#### Daftar Tugas
1. Cetak ulang bagian bacaan tentang pendidikan di Australia dan Indonesia, mulai dari "Pembelajaran di kampus" sampai dengan "dengan situasi akademik.".
2. Tuliskan lanjutan bacaan tentang pendidikan di Australia dan Indonesia, dimulai sesudah kalimat terakhirnya.

#### Bacaan
= = = = = = =
Perlu
diketahui bahwa pembelajaran di Australia memiliki cara yang efisien. Di
Universitas Melbourne, pelatihan calon guru tidak hanya dilakukan pada saat KKN
dan PPL. Kuliah pun juga bekerja sama dengan sekolah. Dosen-dosen Universitas
si Australia memiliki hubungan baik dengan guru-guru di sekolah. Kuliah disana
pada intinya terdiri dari dua macam yaitu kuliah di kampus dan di sekolah.
Pembelajaran di kampus pun tidak hanya teori saja, mereka disana belajar dan
diajari dengan lebih real. Bahkan siswa-siswa SD disana sudah diberi motivasi.
Para siswa SD itu juga sudah dikenalkan dengan situasi akademik.
Berbicara soal pendidikan,
didalamnya tidak terlepas dari peran dan tanggung jawab pemerintah terhadap
peningkatan kualitas SDM di indonesia. Termasuk juga peranan masyarakat sebagai
pelaku utama pendidikan. Kesadaran masyarakat bahwa pendidikan bukan sekedar
formalitas belaka namun mengerti dan memahami dengan benar bagaimana
berinvestasi pada pendidikan. Peranan pemerintah melalui kebijakan-kebijakan
pendidikan tidak akan maksimal tanpa partisipasi masyarakat didalamnya,
mengingat adanya pemikiran yang berkembang di kalangan masyarakat untuk
investasi didunia kerja (bekerja atau lainnya) daripada investasi pendidikan.
Mungkin masih dapat diterima jika mengacu pada masyarakat yang kurang mampu.
Pendidikan sendiri telah
didefinisikan sebagai sebuah upaya yang direncanakan untuk mendirikan suatu
lingkungan belajar dan proses kegiatan pendidikan sehingga siswa secara aktif
dapat mengembangkan / potensi nya yang ada pada dirinya sendiri untuk
mendapatkan tingkat religius dan spiritual, kesadaran, kepribadian, kecerdasan,
perilaku dan kreativitas untuk dirinya sendiri, lainnya warga negara dan untuk
bangsa. Konstitusi juga telah mencatat kalau pendidikan di
Indonesiasecara garis besar telah dibagi menjadi dua bagian yaitu pendidikan
formal dan non-formal. Selanjutnya pendidikan formal juga masih dibagi lagi
menjadi tiga level yaitu, tingkat primer, sekunder dan pendidikan tinggi.
= = = = = = =
#### Bahan
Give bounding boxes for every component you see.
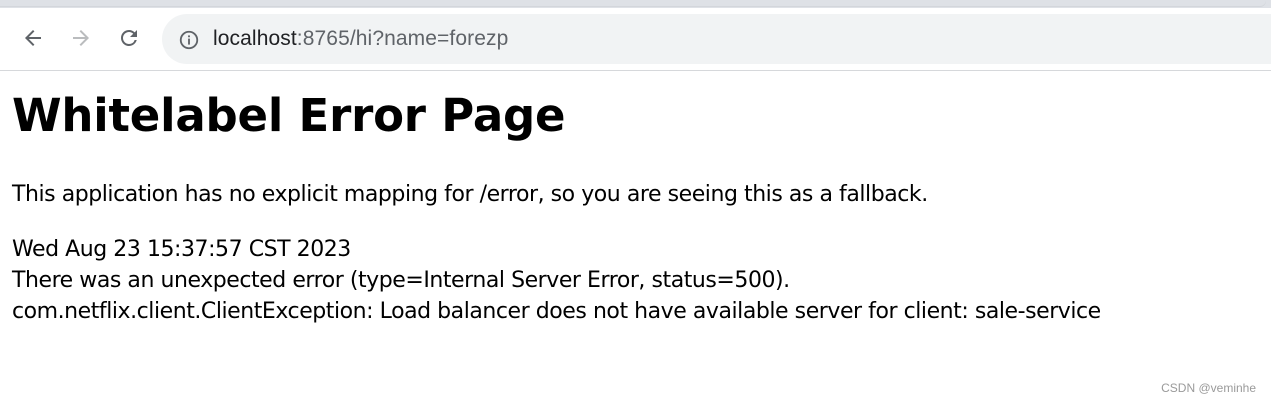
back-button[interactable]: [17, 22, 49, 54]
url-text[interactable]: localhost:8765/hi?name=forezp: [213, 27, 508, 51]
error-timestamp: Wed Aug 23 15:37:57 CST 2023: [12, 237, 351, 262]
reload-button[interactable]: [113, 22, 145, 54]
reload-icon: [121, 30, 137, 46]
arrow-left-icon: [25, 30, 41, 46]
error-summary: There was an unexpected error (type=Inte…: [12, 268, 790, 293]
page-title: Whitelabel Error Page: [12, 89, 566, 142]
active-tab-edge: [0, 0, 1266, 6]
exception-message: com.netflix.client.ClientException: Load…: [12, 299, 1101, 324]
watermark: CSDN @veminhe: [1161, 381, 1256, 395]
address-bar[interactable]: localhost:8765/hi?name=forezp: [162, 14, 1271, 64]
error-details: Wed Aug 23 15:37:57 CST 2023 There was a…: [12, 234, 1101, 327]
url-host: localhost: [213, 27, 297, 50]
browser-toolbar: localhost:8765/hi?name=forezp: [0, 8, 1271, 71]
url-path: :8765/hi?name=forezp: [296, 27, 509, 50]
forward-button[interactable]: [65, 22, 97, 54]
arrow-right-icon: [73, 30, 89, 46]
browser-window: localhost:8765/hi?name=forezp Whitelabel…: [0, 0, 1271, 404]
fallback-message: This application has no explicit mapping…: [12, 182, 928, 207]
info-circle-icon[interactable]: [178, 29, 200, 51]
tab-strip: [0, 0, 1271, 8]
= = = = = = =
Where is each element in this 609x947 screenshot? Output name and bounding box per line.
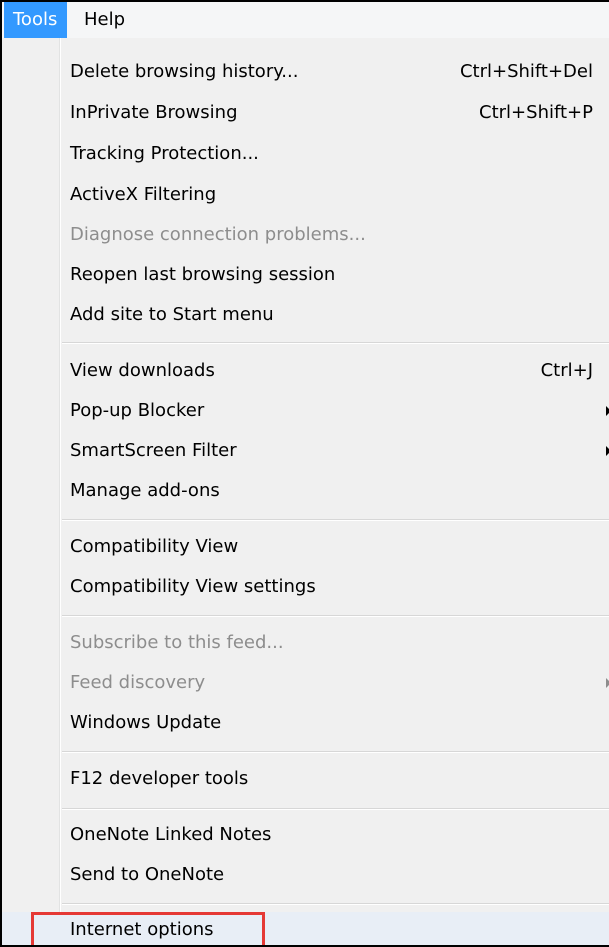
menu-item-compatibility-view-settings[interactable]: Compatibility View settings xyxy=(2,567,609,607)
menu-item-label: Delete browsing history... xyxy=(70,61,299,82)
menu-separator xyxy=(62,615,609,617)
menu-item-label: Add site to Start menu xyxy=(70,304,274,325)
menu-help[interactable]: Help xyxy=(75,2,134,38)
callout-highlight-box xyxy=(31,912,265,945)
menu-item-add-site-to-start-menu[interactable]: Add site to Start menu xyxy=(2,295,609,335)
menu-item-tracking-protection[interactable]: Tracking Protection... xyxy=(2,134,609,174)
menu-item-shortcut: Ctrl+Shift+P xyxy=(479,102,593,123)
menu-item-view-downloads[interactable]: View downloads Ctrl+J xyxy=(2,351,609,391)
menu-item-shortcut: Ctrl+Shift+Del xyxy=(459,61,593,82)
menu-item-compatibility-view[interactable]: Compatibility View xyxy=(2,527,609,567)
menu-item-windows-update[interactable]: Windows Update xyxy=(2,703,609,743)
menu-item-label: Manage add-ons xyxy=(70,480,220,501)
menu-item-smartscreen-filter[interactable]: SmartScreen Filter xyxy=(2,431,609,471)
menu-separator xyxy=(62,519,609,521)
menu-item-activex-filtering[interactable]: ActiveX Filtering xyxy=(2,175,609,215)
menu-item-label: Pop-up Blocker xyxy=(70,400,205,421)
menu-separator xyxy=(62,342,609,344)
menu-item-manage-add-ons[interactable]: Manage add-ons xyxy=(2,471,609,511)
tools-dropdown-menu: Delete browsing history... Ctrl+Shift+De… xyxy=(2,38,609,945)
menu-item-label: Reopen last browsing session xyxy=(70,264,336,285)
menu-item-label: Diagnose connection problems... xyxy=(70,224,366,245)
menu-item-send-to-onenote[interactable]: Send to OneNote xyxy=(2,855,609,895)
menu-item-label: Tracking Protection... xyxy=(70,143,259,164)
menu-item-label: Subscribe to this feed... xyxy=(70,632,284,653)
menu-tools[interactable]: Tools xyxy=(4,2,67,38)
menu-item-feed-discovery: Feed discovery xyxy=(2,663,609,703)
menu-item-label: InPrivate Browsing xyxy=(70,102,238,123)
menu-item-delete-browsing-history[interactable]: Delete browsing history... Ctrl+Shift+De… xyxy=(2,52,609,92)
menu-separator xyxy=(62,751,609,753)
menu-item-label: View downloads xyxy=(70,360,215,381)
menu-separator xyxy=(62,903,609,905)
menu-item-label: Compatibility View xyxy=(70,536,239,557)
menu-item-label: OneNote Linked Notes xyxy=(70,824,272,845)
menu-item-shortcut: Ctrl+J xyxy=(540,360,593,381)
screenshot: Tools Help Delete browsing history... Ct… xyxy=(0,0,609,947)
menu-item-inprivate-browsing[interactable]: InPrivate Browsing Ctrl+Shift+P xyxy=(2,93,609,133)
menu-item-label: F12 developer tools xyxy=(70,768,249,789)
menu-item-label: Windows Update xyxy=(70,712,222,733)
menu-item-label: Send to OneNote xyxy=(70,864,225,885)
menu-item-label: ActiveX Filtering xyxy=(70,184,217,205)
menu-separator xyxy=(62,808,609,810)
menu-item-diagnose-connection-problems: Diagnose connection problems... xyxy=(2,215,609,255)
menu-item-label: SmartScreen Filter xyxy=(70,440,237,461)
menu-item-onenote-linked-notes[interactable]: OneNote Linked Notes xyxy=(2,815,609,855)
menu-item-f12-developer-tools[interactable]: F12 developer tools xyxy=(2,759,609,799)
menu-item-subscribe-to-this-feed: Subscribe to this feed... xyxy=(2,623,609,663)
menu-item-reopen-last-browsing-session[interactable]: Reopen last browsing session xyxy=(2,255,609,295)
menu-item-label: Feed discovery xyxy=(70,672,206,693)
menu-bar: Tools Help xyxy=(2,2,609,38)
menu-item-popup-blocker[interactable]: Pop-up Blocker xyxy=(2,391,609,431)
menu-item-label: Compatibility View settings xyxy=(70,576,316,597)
= = = = = = =
#### Kunci Jawaban
1.
Pembelajaran di kampus pun tidak hanya teori saja, mereka disana belajar dan
diajari dengan lebih real. Bahkan siswa-siswa SD disana sudah diberi motivasi.
Para siswa SD itu juga sudah dikenalkan dengan situasi akademik.

2.
Sekolah sekolah yang ada di
Indonesia dijalankan baik oleh pemerintah (Negeri) atau pribadi (Swasta).
Beberapa sekolah dari swasta menyebut diri mereka sebagai "sekolah
nasional plus" yang berarti bahwa mereka melampaui ketentuan minimum
pemerintah, terutama dalam kaitannya dengan penggunaan kurikulum bahasa Inggris
atau internasional di samping kurikulum nasional.
Bukti nyata dari gejala-gejala
ketidakefektifan pendidikan di indonesia adalah banyaknya penggangguran di
indonesia termasuk “produk-produk gagal” bertitle S1 meskipun hal ini tidak
terlepas dari dampak krisis ekonomi dunia tapi setidaknya indikasi bahwa produk
pendidikan kita belum siap berhadapan dengan kerasnya globalisasi dan
persaingan didunia luar. Data statistik yang banyak dilansir media-media yang
beredar memang menyebutkan bahwa tingkat penggangguran di indonesia telah
mengalami penurunan, dilihat dari tingkat pertumbuhan ekonomi indonesia yang
semakin membaik. Tapi realita di lapangan masih menyisakan keprihatinan
tersendiri. Bagaimana tidak, masih banyak pekerjaan yang tidak layak disebut
pekerjaan seperti pemecah batu, penambang pasir hingga pekerja seks yang
mengkomersilkan diri (mungkin hal semacam ini dimasukan oleh
organisasi-organisasi yang melakukan survey sehingga data statistik pertumbuhan
ekonomi kita mengalami peningkatan) meskipun variabel-variabel tersebut tidak
dapat dipakai sebagai patokan utama penilaian keberhasilan atau kegagalan
pendidikan di indonesia. Setidaknya saya selalu berpendapat bahwa kemiskinan
itu identik dengan kebodohan. Dan jika masyarakat kita masih banyak yang hidup
dalam kemiskinan, saya dengan mudah menyimpulkan bahwa pendidikan kita
mengalami kegagalan. Yang jelas kualitas pendidikan kita akan selalu menjadi
tanda tanya besar di masa yang akan datang.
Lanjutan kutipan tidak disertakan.